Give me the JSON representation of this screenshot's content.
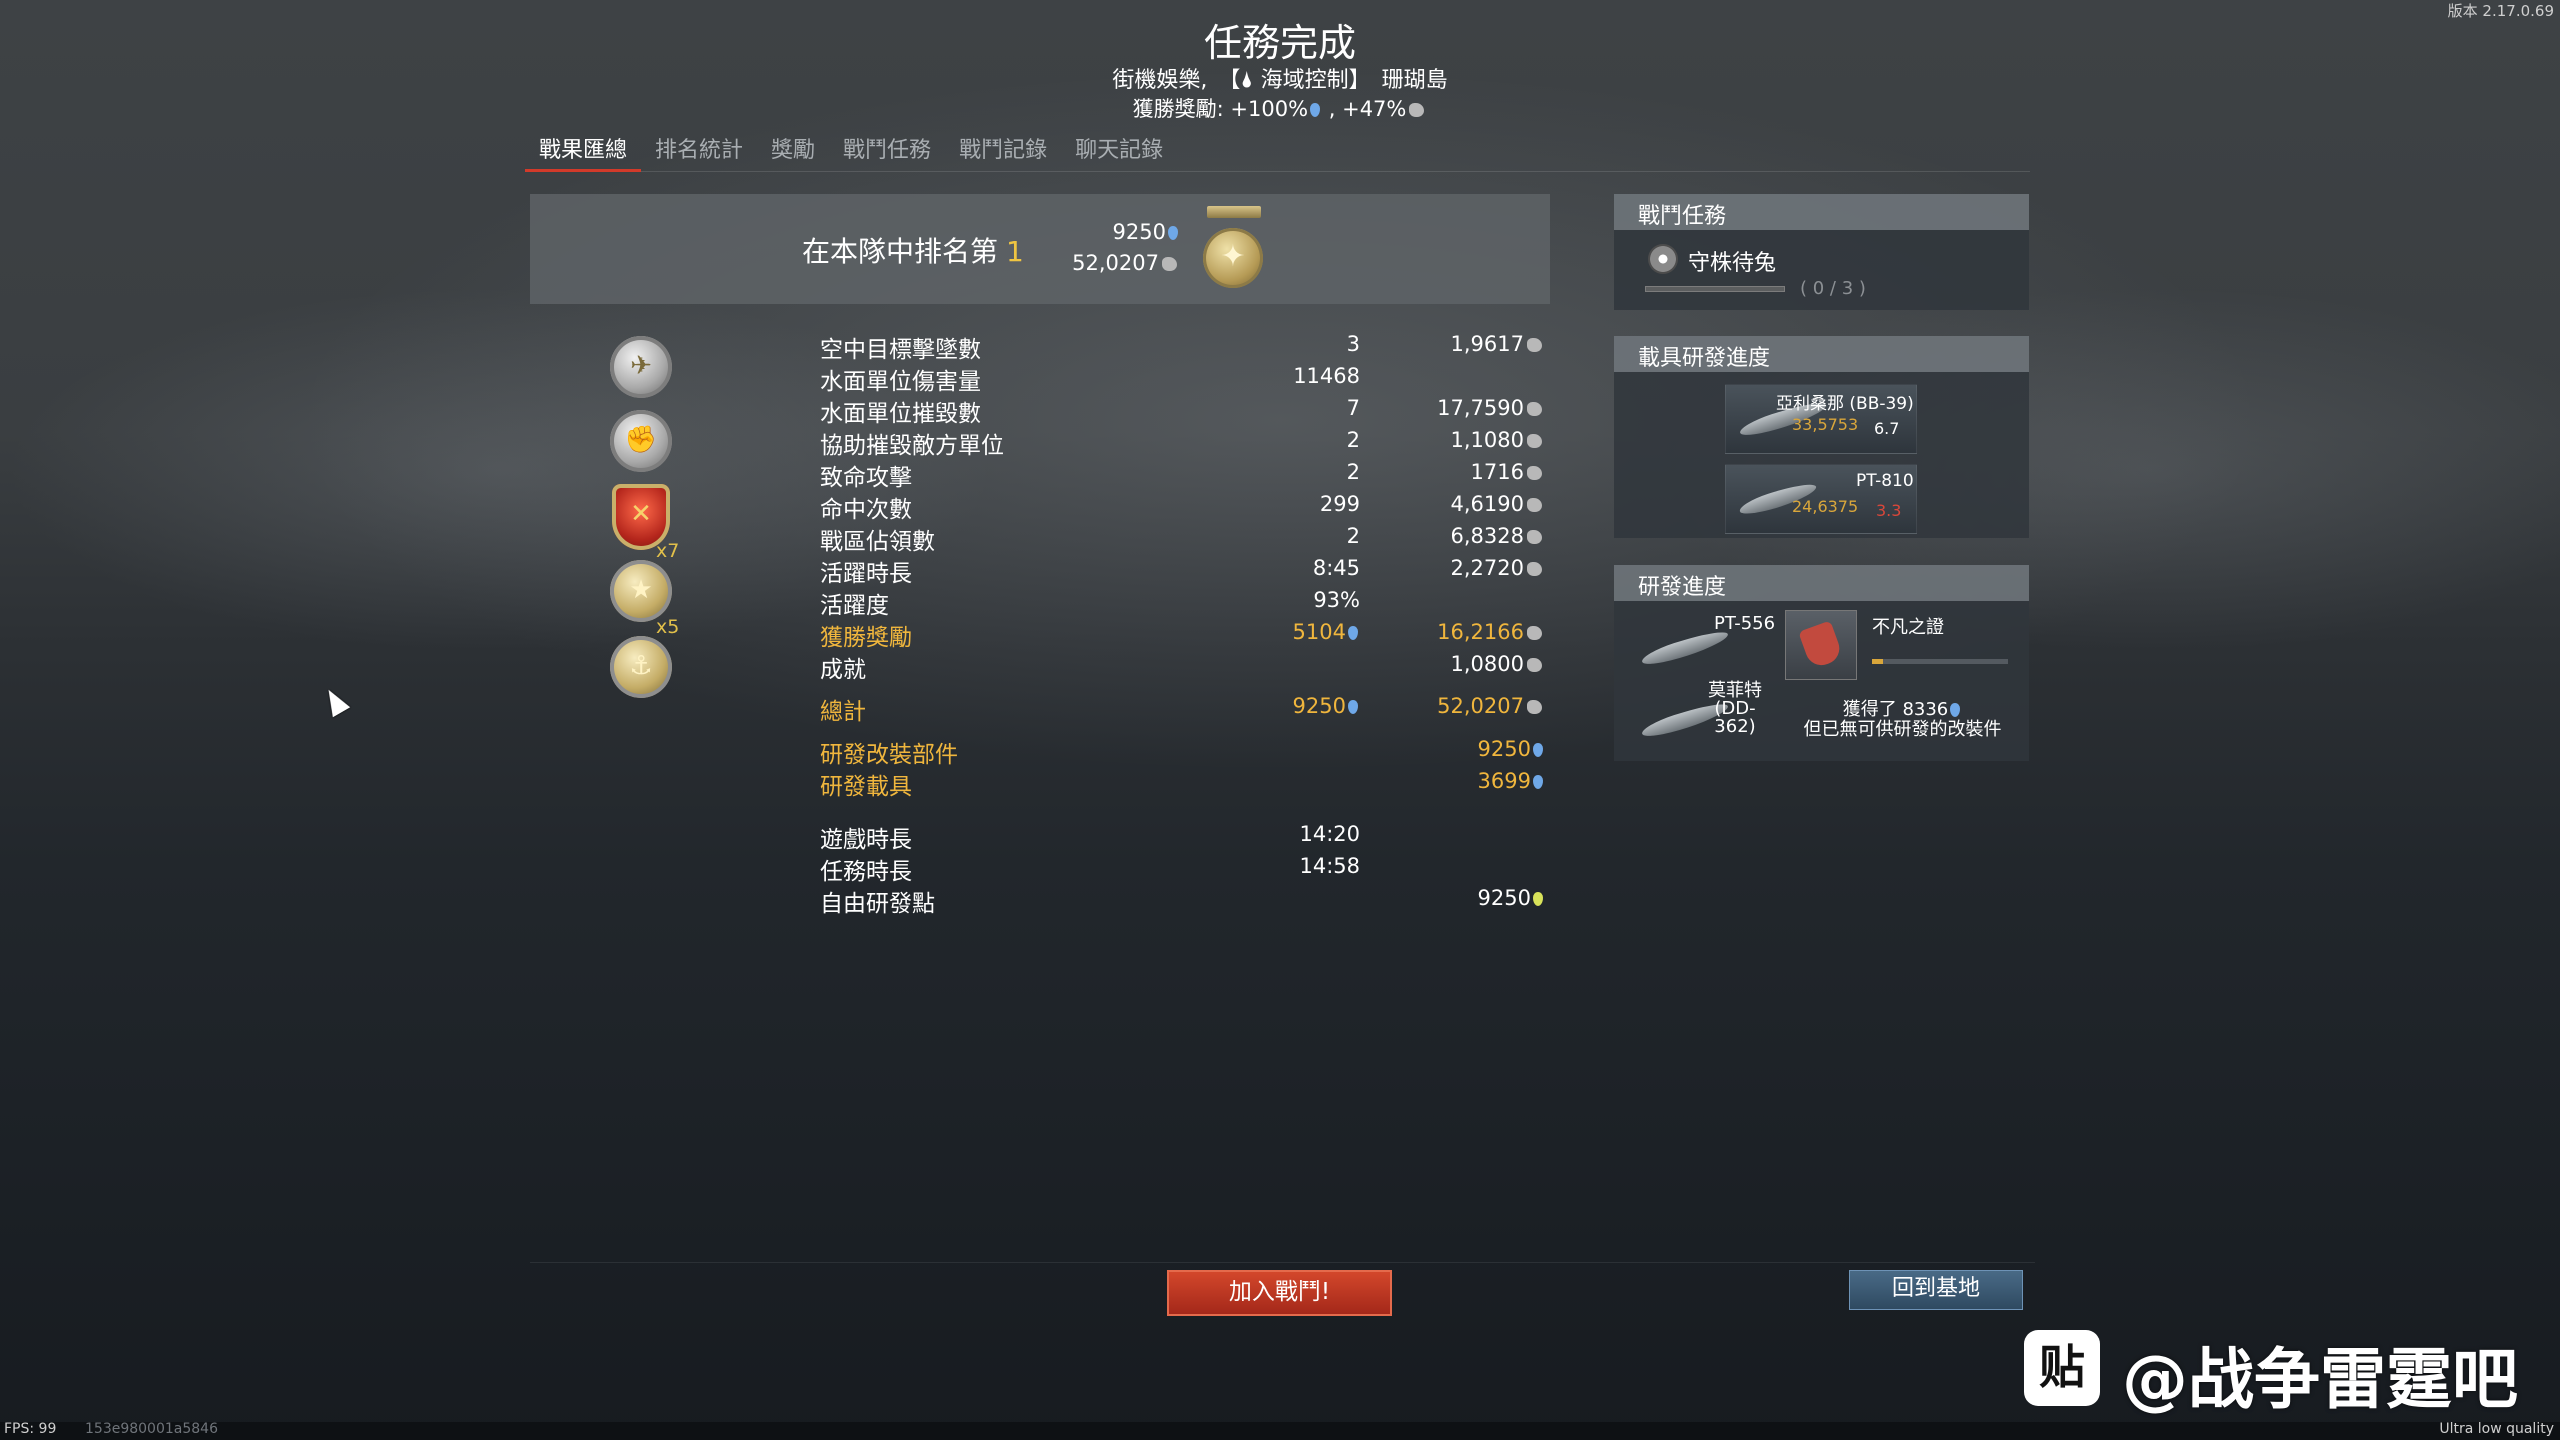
{
  "header": {
    "version": "版本 2.17.0.69",
    "title": "任務完成",
    "mode": "街機娛樂,",
    "mission": "【🌢 海域控制】",
    "map": "珊瑚島",
    "bonus_label": "獲勝獎勵:",
    "bonus_rp": "+100%",
    "bonus_sep": ",",
    "bonus_sl": "+47%"
  },
  "tabs": [
    {
      "label": "戰果匯總",
      "active": true
    },
    {
      "label": "排名統計"
    },
    {
      "label": "獎勵"
    },
    {
      "label": "戰鬥任務"
    },
    {
      "label": "戰鬥記錄"
    },
    {
      "label": "聊天記錄"
    }
  ],
  "rank": {
    "label": "在本隊中排名第",
    "position": "1",
    "rp": "9250",
    "sl": "52,0207"
  },
  "awards": {
    "multiplier_1": "x7",
    "multiplier_2": "x5"
  },
  "stats": [
    {
      "label": "空中目標擊墜數",
      "value": "3",
      "sl": "1,9617"
    },
    {
      "label": "水面單位傷害量",
      "value": "11468",
      "sl": ""
    },
    {
      "label": "水面單位摧毀數",
      "value": "7",
      "sl": "17,7590"
    },
    {
      "label": "協助摧毀敵方單位",
      "value": "2",
      "sl": "1,1080"
    },
    {
      "label": "致命攻擊",
      "value": "2",
      "sl": "1716"
    },
    {
      "label": "命中次數",
      "value": "299",
      "sl": "4,6190"
    },
    {
      "label": "戰區佔領數",
      "value": "2",
      "sl": "6,8328"
    },
    {
      "label": "活躍時長",
      "value": "8:45",
      "sl": "2,2720"
    },
    {
      "label": "活躍度",
      "value": "93%",
      "sl": ""
    },
    {
      "label": "獲勝獎勵",
      "value": "5104",
      "sl": "16,2166"
    },
    {
      "label": "成就",
      "value": "",
      "sl": "1,0800"
    }
  ],
  "totals": {
    "label": "總計",
    "rp": "9250",
    "sl": "52,0207",
    "mod_label": "研發改裝部件",
    "mod_rp": "9250",
    "veh_label": "研發載具",
    "veh_rp": "3699"
  },
  "times": {
    "game_label": "遊戲時長",
    "game": "14:20",
    "mission_label": "任務時長",
    "mission": "14:58",
    "frp_label": "自由研發點",
    "frp": "9250"
  },
  "panel_missions": {
    "title": "戰鬥任務",
    "name": "守株待兔",
    "count": "( 0 / 3 )",
    "progress": 0
  },
  "panel_vehicles": {
    "title": "載具研發進度",
    "items": [
      {
        "name": "亞利桑那 (BB-39)",
        "rp": "33,5753",
        "br": "6.7",
        "br_color": "#d9473a"
      },
      {
        "name": "PT-810",
        "rp": "24,6375",
        "br": "3.3",
        "br_color": "#d9473a"
      }
    ]
  },
  "panel_research": {
    "title": "研發進度",
    "ship_1": "PT-556",
    "ship_2": "莫菲特 (DD-362)",
    "mod_name": "不凡之證",
    "obtained": "獲得了 8336",
    "no_mods": "但已無可供研發的改裝件"
  },
  "buttons": {
    "join": "加入戰鬥!",
    "base": "回到基地"
  },
  "footer": {
    "fps": "FPS: 99",
    "session": "153e980001a5846",
    "quality": "Ultra low quality"
  },
  "watermark": {
    "logo": "贴",
    "text": "@战争雷霆吧"
  }
}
- - - - - - -
■ **To be done**: Write out every line above exactly as it is, leaving out the pictures.

■ **Result**:
Give me the JSON representation of this screenshot's content.
{
  "header": {
    "version": "版本 2.17.0.69",
    "title": "任務完成",
    "mode": "街機娛樂,",
    "mission": "【🌢 海域控制】",
    "map": "珊瑚島",
    "bonus_label": "獲勝獎勵:",
    "bonus_rp": "+100%",
    "bonus_sep": ",",
    "bonus_sl": "+47%"
  },
  "tabs": [
    {
      "label": "戰果匯總",
      "active": true
    },
    {
      "label": "排名統計"
    },
    {
      "label": "獎勵"
    },
    {
      "label": "戰鬥任務"
    },
    {
      "label": "戰鬥記錄"
    },
    {
      "label": "聊天記錄"
    }
  ],
  "rank": {
    "label": "在本隊中排名第",
    "position": "1",
    "rp": "9250",
    "sl": "52,0207"
  },
  "awards": {
    "multiplier_1": "x7",
    "multiplier_2": "x5"
  },
  "stats": [
    {
      "label": "空中目標擊墜數",
      "value": "3",
      "sl": "1,9617"
    },
    {
      "label": "水面單位傷害量",
      "value": "11468",
      "sl": ""
    },
    {
      "label": "水面單位摧毀數",
      "value": "7",
      "sl": "17,7590"
    },
    {
      "label": "協助摧毀敵方單位",
      "value": "2",
      "sl": "1,1080"
    },
    {
      "label": "致命攻擊",
      "value": "2",
      "sl": "1716"
    },
    {
      "label": "命中次數",
      "value": "299",
      "sl": "4,6190"
    },
    {
      "label": "戰區佔領數",
      "value": "2",
      "sl": "6,8328"
    },
    {
      "label": "活躍時長",
      "value": "8:45",
      "sl": "2,2720"
    },
    {
      "label": "活躍度",
      "value": "93%",
      "sl": ""
    },
    {
      "label": "獲勝獎勵",
      "value": "5104",
      "sl": "16,2166"
    },
    {
      "label": "成就",
      "value": "",
      "sl": "1,0800"
    }
  ],
  "totals": {
    "label": "總計",
    "rp": "9250",
    "sl": "52,0207",
    "mod_label": "研發改裝部件",
    "mod_rp": "9250",
    "veh_label": "研發載具",
    "veh_rp": "3699"
  },
  "times": {
    "game_label": "遊戲時長",
    "game": "14:20",
    "mission_label": "任務時長",
    "mission": "14:58",
    "frp_label": "自由研發點",
    "frp": "9250"
  },
  "panel_missions": {
    "title": "戰鬥任務",
    "name": "守株待兔",
    "count": "( 0 / 3 )",
    "progress": 0
  },
  "panel_vehicles": {
    "title": "載具研發進度",
    "items": [
      {
        "name": "亞利桑那 (BB-39)",
        "rp": "33,5753",
        "br": "6.7",
        "br_color": "#d9473a"
      },
      {
        "name": "PT-810",
        "rp": "24,6375",
        "br": "3.3",
        "br_color": "#d9473a"
      }
    ]
  },
  "panel_research": {
    "title": "研發進度",
    "ship_1": "PT-556",
    "ship_2": "莫菲特 (DD-362)",
    "mod_name": "不凡之證",
    "obtained": "獲得了 8336",
    "no_mods": "但已無可供研發的改裝件"
  },
  "buttons": {
    "join": "加入戰鬥!",
    "base": "回到基地"
  },
  "footer": {
    "fps": "FPS: 99",
    "session": "153e980001a5846",
    "quality": "Ultra low quality"
  },
  "watermark": {
    "logo": "贴",
    "text": "@战争雷霆吧"
  }
}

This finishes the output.